Restate the whole of the material. Keep every word, and drop the pictures.

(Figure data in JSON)
+ + + + + + +

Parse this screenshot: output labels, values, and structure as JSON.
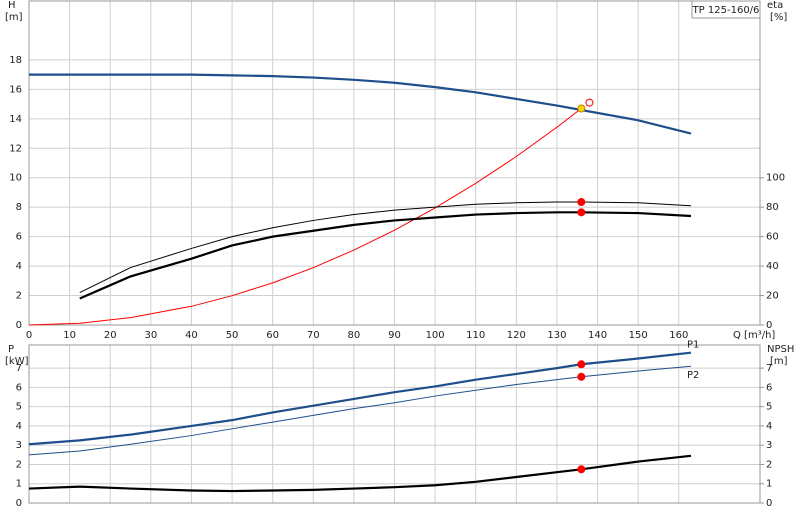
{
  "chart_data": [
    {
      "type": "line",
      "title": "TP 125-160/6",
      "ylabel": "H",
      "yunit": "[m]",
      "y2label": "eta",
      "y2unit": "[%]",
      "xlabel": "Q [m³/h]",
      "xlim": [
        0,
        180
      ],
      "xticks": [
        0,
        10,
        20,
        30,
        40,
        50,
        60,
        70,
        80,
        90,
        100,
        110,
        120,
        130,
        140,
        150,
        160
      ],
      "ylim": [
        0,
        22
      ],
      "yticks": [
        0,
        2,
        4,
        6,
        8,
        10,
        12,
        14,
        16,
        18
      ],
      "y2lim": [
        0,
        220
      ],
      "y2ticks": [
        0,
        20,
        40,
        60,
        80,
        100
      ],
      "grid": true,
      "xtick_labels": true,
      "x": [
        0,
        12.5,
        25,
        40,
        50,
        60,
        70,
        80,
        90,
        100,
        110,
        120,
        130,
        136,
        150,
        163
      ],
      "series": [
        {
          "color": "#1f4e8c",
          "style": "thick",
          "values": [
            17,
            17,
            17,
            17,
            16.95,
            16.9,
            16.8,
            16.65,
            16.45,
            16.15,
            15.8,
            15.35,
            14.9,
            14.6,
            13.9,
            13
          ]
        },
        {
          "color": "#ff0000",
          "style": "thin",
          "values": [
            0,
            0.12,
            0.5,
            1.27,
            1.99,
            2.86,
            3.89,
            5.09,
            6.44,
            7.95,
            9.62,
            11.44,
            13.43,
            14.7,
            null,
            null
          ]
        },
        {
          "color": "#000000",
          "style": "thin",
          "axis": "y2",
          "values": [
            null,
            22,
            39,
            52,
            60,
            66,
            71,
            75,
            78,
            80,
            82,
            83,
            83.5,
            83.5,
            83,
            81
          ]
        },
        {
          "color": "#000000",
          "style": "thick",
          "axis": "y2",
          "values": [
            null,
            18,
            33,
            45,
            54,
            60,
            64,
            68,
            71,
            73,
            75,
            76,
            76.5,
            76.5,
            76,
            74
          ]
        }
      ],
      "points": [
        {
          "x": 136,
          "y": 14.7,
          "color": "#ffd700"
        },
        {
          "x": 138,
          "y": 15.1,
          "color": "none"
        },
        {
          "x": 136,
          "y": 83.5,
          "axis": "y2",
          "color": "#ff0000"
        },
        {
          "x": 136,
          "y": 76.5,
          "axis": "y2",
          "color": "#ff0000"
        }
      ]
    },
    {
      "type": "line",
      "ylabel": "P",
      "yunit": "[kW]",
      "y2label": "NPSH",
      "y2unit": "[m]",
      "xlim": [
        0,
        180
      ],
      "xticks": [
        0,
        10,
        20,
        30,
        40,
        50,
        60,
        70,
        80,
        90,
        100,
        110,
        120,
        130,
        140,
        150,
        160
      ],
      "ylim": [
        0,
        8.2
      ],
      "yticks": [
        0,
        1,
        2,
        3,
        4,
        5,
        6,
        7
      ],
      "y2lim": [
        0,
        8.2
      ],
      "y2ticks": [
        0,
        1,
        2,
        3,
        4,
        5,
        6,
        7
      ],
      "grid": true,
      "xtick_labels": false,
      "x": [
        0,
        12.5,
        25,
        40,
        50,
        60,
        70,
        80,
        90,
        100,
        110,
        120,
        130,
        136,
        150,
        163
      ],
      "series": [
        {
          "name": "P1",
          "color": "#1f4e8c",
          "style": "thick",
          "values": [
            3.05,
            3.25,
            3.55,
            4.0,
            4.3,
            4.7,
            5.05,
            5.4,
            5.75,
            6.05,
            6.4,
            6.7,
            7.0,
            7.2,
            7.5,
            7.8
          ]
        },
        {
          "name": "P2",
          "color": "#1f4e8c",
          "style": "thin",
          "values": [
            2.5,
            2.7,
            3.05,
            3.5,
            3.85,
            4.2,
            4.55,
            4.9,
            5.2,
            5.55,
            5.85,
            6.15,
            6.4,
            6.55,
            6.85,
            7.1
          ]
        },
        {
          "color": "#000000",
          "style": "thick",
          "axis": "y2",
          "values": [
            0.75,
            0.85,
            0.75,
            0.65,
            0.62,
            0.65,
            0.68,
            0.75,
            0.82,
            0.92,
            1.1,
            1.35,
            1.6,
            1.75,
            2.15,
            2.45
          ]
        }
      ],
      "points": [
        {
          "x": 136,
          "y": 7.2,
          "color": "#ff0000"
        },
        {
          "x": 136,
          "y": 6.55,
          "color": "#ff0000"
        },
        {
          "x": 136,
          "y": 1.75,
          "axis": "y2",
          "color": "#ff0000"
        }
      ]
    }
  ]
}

+ + + + + + +

▸ **Exercise output**:
Parse this screenshot: output labels, values, and structure as JSON.
{
  "chart_data": [
    {
      "type": "line",
      "title": "TP 125-160/6",
      "ylabel": "H",
      "yunit": "[m]",
      "y2label": "eta",
      "y2unit": "[%]",
      "xlabel": "Q [m³/h]",
      "xlim": [
        0,
        180
      ],
      "xticks": [
        0,
        10,
        20,
        30,
        40,
        50,
        60,
        70,
        80,
        90,
        100,
        110,
        120,
        130,
        140,
        150,
        160
      ],
      "ylim": [
        0,
        22
      ],
      "yticks": [
        0,
        2,
        4,
        6,
        8,
        10,
        12,
        14,
        16,
        18
      ],
      "y2lim": [
        0,
        220
      ],
      "y2ticks": [
        0,
        20,
        40,
        60,
        80,
        100
      ],
      "grid": true,
      "xtick_labels": true,
      "x": [
        0,
        12.5,
        25,
        40,
        50,
        60,
        70,
        80,
        90,
        100,
        110,
        120,
        130,
        136,
        150,
        163
      ],
      "series": [
        {
          "color": "#1f4e8c",
          "style": "thick",
          "values": [
            17,
            17,
            17,
            17,
            16.95,
            16.9,
            16.8,
            16.65,
            16.45,
            16.15,
            15.8,
            15.35,
            14.9,
            14.6,
            13.9,
            13
          ]
        },
        {
          "color": "#ff0000",
          "style": "thin",
          "values": [
            0,
            0.12,
            0.5,
            1.27,
            1.99,
            2.86,
            3.89,
            5.09,
            6.44,
            7.95,
            9.62,
            11.44,
            13.43,
            14.7,
            null,
            null
          ]
        },
        {
          "color": "#000000",
          "style": "thin",
          "axis": "y2",
          "values": [
            null,
            22,
            39,
            52,
            60,
            66,
            71,
            75,
            78,
            80,
            82,
            83,
            83.5,
            83.5,
            83,
            81
          ]
        },
        {
          "color": "#000000",
          "style": "thick",
          "axis": "y2",
          "values": [
            null,
            18,
            33,
            45,
            54,
            60,
            64,
            68,
            71,
            73,
            75,
            76,
            76.5,
            76.5,
            76,
            74
          ]
        }
      ],
      "points": [
        {
          "x": 136,
          "y": 14.7,
          "color": "#ffd700"
        },
        {
          "x": 138,
          "y": 15.1,
          "color": "none"
        },
        {
          "x": 136,
          "y": 83.5,
          "axis": "y2",
          "color": "#ff0000"
        },
        {
          "x": 136,
          "y": 76.5,
          "axis": "y2",
          "color": "#ff0000"
        }
      ]
    },
    {
      "type": "line",
      "ylabel": "P",
      "yunit": "[kW]",
      "y2label": "NPSH",
      "y2unit": "[m]",
      "xlim": [
        0,
        180
      ],
      "xticks": [
        0,
        10,
        20,
        30,
        40,
        50,
        60,
        70,
        80,
        90,
        100,
        110,
        120,
        130,
        140,
        150,
        160
      ],
      "ylim": [
        0,
        8.2
      ],
      "yticks": [
        0,
        1,
        2,
        3,
        4,
        5,
        6,
        7
      ],
      "y2lim": [
        0,
        8.2
      ],
      "y2ticks": [
        0,
        1,
        2,
        3,
        4,
        5,
        6,
        7
      ],
      "grid": true,
      "xtick_labels": false,
      "x": [
        0,
        12.5,
        25,
        40,
        50,
        60,
        70,
        80,
        90,
        100,
        110,
        120,
        130,
        136,
        150,
        163
      ],
      "series": [
        {
          "name": "P1",
          "color": "#1f4e8c",
          "style": "thick",
          "values": [
            3.05,
            3.25,
            3.55,
            4.0,
            4.3,
            4.7,
            5.05,
            5.4,
            5.75,
            6.05,
            6.4,
            6.7,
            7.0,
            7.2,
            7.5,
            7.8
          ]
        },
        {
          "name": "P2",
          "color": "#1f4e8c",
          "style": "thin",
          "values": [
            2.5,
            2.7,
            3.05,
            3.5,
            3.85,
            4.2,
            4.55,
            4.9,
            5.2,
            5.55,
            5.85,
            6.15,
            6.4,
            6.55,
            6.85,
            7.1
          ]
        },
        {
          "color": "#000000",
          "style": "thick",
          "axis": "y2",
          "values": [
            0.75,
            0.85,
            0.75,
            0.65,
            0.62,
            0.65,
            0.68,
            0.75,
            0.82,
            0.92,
            1.1,
            1.35,
            1.6,
            1.75,
            2.15,
            2.45
          ]
        }
      ],
      "points": [
        {
          "x": 136,
          "y": 7.2,
          "color": "#ff0000"
        },
        {
          "x": 136,
          "y": 6.55,
          "color": "#ff0000"
        },
        {
          "x": 136,
          "y": 1.75,
          "axis": "y2",
          "color": "#ff0000"
        }
      ]
    }
  ]
}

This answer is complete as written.